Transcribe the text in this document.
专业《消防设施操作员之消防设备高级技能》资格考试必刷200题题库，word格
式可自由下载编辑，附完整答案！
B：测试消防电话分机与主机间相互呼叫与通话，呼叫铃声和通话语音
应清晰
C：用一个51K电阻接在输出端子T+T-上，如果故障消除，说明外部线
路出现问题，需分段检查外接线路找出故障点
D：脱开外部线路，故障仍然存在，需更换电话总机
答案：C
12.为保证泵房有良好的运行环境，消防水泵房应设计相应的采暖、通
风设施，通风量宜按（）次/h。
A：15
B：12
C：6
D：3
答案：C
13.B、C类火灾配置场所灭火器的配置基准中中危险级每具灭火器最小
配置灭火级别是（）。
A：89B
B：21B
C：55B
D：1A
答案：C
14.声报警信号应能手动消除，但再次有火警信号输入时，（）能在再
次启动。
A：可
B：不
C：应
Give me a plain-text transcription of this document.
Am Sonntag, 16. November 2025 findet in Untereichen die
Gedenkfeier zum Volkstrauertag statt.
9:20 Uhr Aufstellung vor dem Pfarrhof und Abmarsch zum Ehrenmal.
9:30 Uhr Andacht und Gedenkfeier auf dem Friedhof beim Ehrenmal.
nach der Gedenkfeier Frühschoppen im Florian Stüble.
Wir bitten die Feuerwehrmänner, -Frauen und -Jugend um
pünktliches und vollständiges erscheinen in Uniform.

Given problem: Give exactly the lines from the one with "Give me a plain-text" to the end of the entries, nothing before them.

Expected output:
Give me a plain-text transcription of this document.
Am Sonntag, 16. November 2025 findet in Untereichen die
Gedenkfeier zum Volkstrauertag statt.
9:20 Uhr Aufstellung vor dem Pfarrhof und Abmarsch zum Ehrenmal.
9:30 Uhr Andacht und Gedenkfeier auf dem Friedhof beim Ehrenmal.
nach der Gedenkfeier Frühschoppen im Florian Stüble.
Wir bitten die Feuerwehrmänner, -Frauen und -Jugend um
pünktliches und vollständiges erscheinen in Uniform.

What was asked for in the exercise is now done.